> REQUIREMENTS
Each line below is to be written out in full, exactly as shown.
[START OF EXERCISE INPUTS]
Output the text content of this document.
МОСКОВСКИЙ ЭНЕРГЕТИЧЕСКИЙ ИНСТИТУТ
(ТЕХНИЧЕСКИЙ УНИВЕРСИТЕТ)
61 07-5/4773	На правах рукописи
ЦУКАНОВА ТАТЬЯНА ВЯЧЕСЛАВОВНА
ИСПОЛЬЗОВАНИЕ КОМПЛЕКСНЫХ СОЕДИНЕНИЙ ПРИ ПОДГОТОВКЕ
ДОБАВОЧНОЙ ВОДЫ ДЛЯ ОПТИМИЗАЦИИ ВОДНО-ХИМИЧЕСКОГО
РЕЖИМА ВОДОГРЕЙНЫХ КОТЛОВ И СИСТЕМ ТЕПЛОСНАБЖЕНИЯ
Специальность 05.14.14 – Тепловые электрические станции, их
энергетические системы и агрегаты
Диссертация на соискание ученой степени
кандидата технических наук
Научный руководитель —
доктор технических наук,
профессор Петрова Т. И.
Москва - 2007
[END OF EXERCISE INPUTS]
> FINISHED EXERCISE
Output the text content of this document.
МОСКОВСКИЙ ЭНЕРГЕТИЧЕСКИЙ ИНСТИТУТ
(ТЕХНИЧЕСКИЙ УНИВЕРСИТЕТ)
61 07-5/4773	На правах рукописи
ЦУКАНОВА ТАТЬЯНА ВЯЧЕСЛАВОВНА
ИСПОЛЬЗОВАНИЕ КОМПЛЕКСНЫХ СОЕДИНЕНИЙ ПРИ ПОДГОТОВКЕ
ДОБАВОЧНОЙ ВОДЫ ДЛЯ ОПТИМИЗАЦИИ ВОДНО-ХИМИЧЕСКОГО
РЕЖИМА ВОДОГРЕЙНЫХ КОТЛОВ И СИСТЕМ ТЕПЛОСНАБЖЕНИЯ
Специальность 05.14.14 – Тепловые электрические станции, их
энергетические системы и агрегаты
Диссертация на соискание ученой степени
кандидата технических наук
Научный руководитель —
доктор технических наук,
профессор Петрова Т. И.
Москва - 2007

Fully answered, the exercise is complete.